◆ Task to carry out ◆
Print the records below word for word, but leave out the pictures.

## begin The data

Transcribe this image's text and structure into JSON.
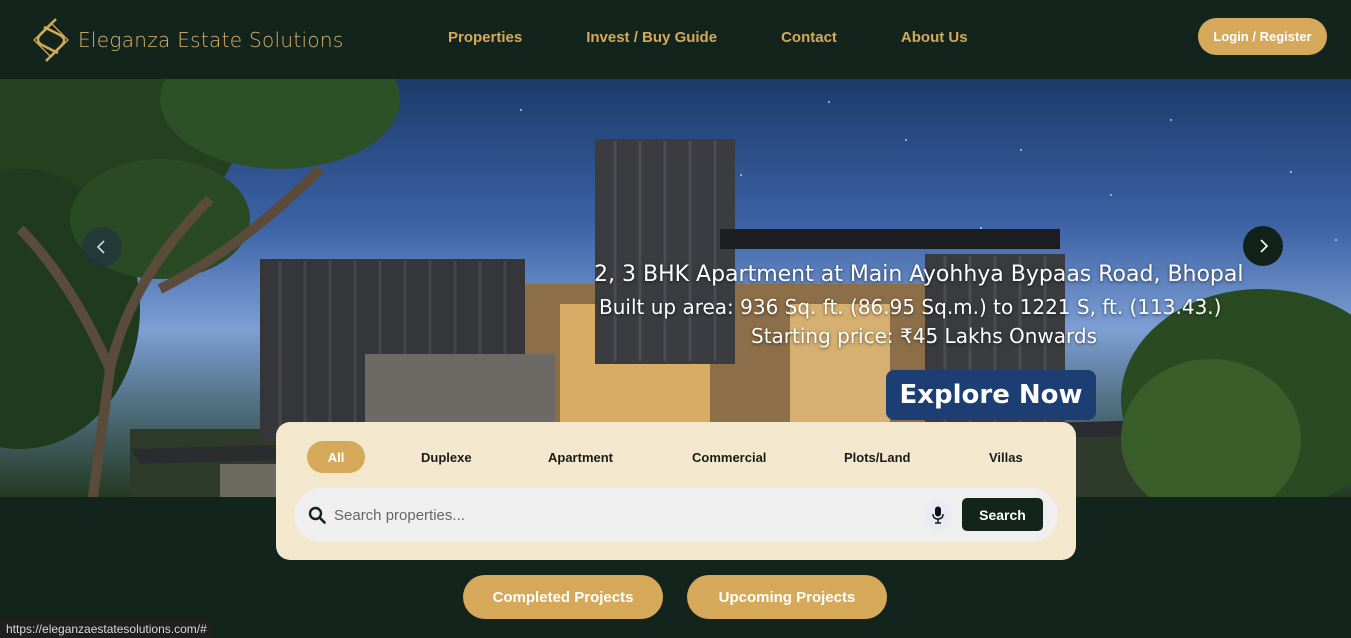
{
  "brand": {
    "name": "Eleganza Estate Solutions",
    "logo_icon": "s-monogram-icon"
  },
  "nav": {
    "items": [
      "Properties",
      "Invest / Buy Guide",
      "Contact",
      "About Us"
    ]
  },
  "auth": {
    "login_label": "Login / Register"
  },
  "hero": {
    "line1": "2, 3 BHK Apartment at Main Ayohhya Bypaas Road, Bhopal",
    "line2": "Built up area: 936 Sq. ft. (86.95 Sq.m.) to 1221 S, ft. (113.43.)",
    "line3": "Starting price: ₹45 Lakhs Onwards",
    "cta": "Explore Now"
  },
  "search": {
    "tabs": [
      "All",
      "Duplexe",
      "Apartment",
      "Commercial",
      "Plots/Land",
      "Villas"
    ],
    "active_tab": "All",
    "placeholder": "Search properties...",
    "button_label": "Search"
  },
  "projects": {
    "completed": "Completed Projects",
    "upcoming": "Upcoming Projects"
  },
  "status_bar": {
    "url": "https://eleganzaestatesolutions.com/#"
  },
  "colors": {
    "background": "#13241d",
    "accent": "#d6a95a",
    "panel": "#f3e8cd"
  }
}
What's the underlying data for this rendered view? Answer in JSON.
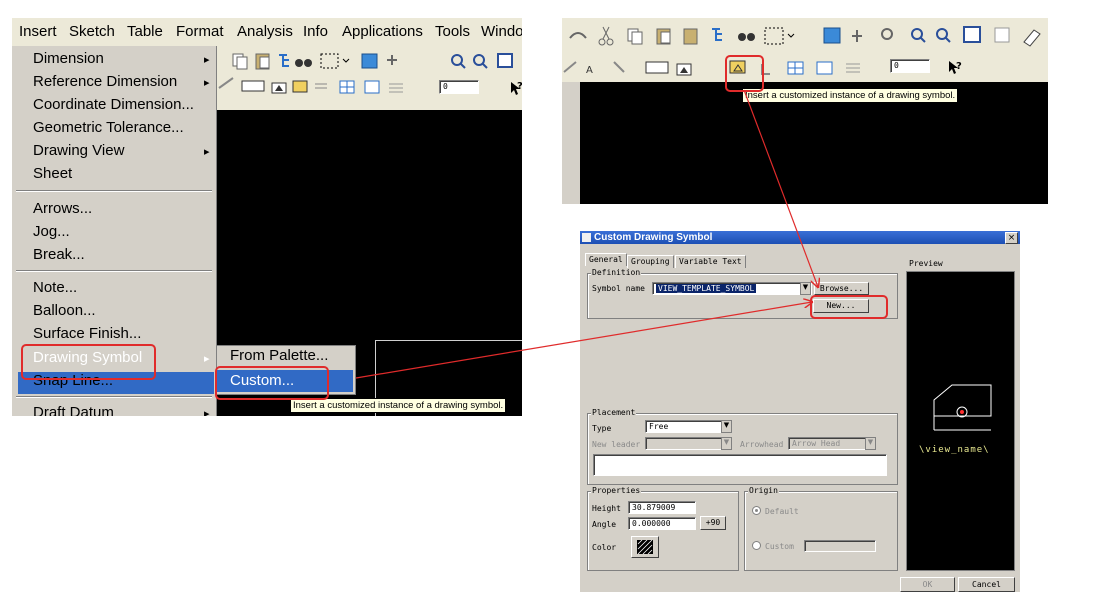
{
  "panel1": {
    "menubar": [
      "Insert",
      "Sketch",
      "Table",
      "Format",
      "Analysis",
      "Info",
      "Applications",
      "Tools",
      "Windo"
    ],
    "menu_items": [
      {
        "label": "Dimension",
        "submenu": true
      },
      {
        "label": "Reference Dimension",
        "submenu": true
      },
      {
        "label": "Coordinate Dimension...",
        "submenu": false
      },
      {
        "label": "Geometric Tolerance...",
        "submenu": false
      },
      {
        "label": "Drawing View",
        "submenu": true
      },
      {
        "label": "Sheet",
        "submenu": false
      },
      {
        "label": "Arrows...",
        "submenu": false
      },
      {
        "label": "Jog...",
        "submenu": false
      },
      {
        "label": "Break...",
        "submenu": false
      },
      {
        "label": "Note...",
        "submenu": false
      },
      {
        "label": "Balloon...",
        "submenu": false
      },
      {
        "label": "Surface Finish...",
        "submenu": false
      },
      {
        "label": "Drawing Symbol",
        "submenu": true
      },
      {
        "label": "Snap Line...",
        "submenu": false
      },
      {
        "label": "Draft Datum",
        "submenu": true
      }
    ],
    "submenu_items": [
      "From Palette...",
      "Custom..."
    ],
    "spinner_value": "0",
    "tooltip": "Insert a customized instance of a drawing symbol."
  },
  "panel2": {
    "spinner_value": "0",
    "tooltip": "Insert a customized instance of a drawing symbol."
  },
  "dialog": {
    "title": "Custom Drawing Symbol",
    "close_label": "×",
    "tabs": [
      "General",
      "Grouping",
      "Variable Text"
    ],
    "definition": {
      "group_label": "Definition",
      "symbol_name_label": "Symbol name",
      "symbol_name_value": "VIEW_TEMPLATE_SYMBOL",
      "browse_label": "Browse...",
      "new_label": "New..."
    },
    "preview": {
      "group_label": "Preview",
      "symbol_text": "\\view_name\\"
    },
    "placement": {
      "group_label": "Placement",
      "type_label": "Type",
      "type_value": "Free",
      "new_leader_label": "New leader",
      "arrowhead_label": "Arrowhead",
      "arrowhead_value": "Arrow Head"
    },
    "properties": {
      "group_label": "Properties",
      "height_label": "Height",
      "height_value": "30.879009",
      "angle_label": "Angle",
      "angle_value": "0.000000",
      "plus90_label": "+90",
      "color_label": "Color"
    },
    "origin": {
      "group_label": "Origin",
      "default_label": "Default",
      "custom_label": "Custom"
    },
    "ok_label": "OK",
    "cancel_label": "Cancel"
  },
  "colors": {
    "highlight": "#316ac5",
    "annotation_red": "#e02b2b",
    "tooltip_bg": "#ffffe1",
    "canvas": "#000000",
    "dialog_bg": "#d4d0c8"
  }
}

## end The data

◆ Answer below ◆
Transcribe this image's text and structure into JSON.
{
  "brand": {
    "name": "Eleganza Estate Solutions",
    "logo_icon": "s-monogram-icon"
  },
  "nav": {
    "items": [
      "Properties",
      "Invest / Buy Guide",
      "Contact",
      "About Us"
    ]
  },
  "auth": {
    "login_label": "Login / Register"
  },
  "hero": {
    "line1": "2, 3 BHK Apartment at Main Ayohhya Bypaas Road, Bhopal",
    "line2": "Built up area: 936 Sq. ft. (86.95 Sq.m.) to 1221 S, ft. (113.43.)",
    "line3": "Starting price: ₹45 Lakhs Onwards",
    "cta": "Explore Now"
  },
  "search": {
    "tabs": [
      "All",
      "Duplexe",
      "Apartment",
      "Commercial",
      "Plots/Land",
      "Villas"
    ],
    "active_tab": "All",
    "placeholder": "Search properties...",
    "button_label": "Search"
  },
  "projects": {
    "completed": "Completed Projects",
    "upcoming": "Upcoming Projects"
  },
  "status_bar": {
    "url": "https://eleganzaestatesolutions.com/#"
  },
  "colors": {
    "background": "#13241d",
    "accent": "#d6a95a",
    "panel": "#f3e8cd"
  }
}
What's the underlying data for this rendered view? Answer in JSON.
{
  "panel1": {
    "menubar": [
      "Insert",
      "Sketch",
      "Table",
      "Format",
      "Analysis",
      "Info",
      "Applications",
      "Tools",
      "Windo"
    ],
    "menu_items": [
      {
        "label": "Dimension",
        "submenu": true
      },
      {
        "label": "Reference Dimension",
        "submenu": true
      },
      {
        "label": "Coordinate Dimension...",
        "submenu": false
      },
      {
        "label": "Geometric Tolerance...",
        "submenu": false
      },
      {
        "label": "Drawing View",
        "submenu": true
      },
      {
        "label": "Sheet",
        "submenu": false
      },
      {
        "label": "Arrows...",
        "submenu": false
      },
      {
        "label": "Jog...",
        "submenu": false
      },
      {
        "label": "Break...",
        "submenu": false
      },
      {
        "label": "Note...",
        "submenu": false
      },
      {
        "label": "Balloon...",
        "submenu": false
      },
      {
        "label": "Surface Finish...",
        "submenu": false
      },
      {
        "label": "Drawing Symbol",
        "submenu": true
      },
      {
        "label": "Snap Line...",
        "submenu": false
      },
      {
        "label": "Draft Datum",
        "submenu": true
      }
    ],
    "submenu_items": [
      "From Palette...",
      "Custom..."
    ],
    "spinner_value": "0",
    "tooltip": "Insert a customized instance of a drawing symbol."
  },
  "panel2": {
    "spinner_value": "0",
    "tooltip": "Insert a customized instance of a drawing symbol."
  },
  "dialog": {
    "title": "Custom Drawing Symbol",
    "close_label": "×",
    "tabs": [
      "General",
      "Grouping",
      "Variable Text"
    ],
    "definition": {
      "group_label": "Definition",
      "symbol_name_label": "Symbol name",
      "symbol_name_value": "VIEW_TEMPLATE_SYMBOL",
      "browse_label": "Browse...",
      "new_label": "New..."
    },
    "preview": {
      "group_label": "Preview",
      "symbol_text": "\\view_name\\"
    },
    "placement": {
      "group_label": "Placement",
      "type_label": "Type",
      "type_value": "Free",
      "new_leader_label": "New leader",
      "arrowhead_label": "Arrowhead",
      "arrowhead_value": "Arrow Head"
    },
    "properties": {
      "group_label": "Properties",
      "height_label": "Height",
      "height_value": "30.879009",
      "angle_label": "Angle",
      "angle_value": "0.000000",
      "plus90_label": "+90",
      "color_label": "Color"
    },
    "origin": {
      "group_label": "Origin",
      "default_label": "Default",
      "custom_label": "Custom"
    },
    "ok_label": "OK",
    "cancel_label": "Cancel"
  },
  "colors": {
    "highlight": "#316ac5",
    "annotation_red": "#e02b2b",
    "tooltip_bg": "#ffffe1",
    "canvas": "#000000",
    "dialog_bg": "#d4d0c8"
  }
}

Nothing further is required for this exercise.